[Exercise details]: Each line of the listing that contains the word "региональной" is to be copied.

[Input rows]:
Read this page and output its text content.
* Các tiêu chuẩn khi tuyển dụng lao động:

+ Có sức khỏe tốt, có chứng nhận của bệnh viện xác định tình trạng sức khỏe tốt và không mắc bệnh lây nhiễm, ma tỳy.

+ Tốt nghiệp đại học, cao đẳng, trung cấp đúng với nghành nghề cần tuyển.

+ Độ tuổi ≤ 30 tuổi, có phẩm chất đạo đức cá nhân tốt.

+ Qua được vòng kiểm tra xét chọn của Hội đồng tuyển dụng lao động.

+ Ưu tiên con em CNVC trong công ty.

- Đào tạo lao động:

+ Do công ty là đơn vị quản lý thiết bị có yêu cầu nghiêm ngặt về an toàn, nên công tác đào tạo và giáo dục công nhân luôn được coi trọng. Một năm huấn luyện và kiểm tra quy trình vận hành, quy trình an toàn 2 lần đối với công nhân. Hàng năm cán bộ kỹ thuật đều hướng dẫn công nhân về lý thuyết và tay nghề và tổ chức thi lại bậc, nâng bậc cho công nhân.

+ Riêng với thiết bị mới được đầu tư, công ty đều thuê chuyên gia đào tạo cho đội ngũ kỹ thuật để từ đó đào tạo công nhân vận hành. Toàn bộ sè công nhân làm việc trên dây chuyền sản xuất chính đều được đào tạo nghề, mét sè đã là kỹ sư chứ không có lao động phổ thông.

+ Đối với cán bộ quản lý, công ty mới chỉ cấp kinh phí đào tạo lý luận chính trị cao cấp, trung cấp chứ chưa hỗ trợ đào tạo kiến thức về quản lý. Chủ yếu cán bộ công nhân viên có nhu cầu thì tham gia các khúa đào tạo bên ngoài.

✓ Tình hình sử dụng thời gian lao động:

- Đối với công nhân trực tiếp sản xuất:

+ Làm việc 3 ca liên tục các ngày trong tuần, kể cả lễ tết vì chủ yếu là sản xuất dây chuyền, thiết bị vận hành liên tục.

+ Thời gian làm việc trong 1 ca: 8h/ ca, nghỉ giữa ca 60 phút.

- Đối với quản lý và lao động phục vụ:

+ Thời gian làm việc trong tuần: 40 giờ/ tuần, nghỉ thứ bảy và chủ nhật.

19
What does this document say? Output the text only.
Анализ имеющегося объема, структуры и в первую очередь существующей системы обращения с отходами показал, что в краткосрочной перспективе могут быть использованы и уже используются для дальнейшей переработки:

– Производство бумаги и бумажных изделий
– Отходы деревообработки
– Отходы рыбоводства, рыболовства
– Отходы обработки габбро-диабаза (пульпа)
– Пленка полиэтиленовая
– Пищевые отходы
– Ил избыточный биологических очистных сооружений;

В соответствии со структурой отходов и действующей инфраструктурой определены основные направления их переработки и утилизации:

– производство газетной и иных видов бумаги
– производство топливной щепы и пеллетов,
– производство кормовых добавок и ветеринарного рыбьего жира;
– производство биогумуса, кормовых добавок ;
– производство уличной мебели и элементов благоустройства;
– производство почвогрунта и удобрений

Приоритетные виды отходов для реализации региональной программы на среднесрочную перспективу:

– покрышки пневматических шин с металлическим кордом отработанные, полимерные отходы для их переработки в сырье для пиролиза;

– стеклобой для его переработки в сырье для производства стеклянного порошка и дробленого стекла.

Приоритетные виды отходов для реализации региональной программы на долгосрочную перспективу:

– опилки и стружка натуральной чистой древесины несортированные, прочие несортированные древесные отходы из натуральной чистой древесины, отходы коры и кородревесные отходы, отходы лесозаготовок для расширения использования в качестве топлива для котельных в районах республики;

[Task response]:
Приоритетные виды отходов для реализации региональной программы на среднесрочную перспективу:
Приоритетные виды отходов для реализации региональной программы на долгосрочную перспективу:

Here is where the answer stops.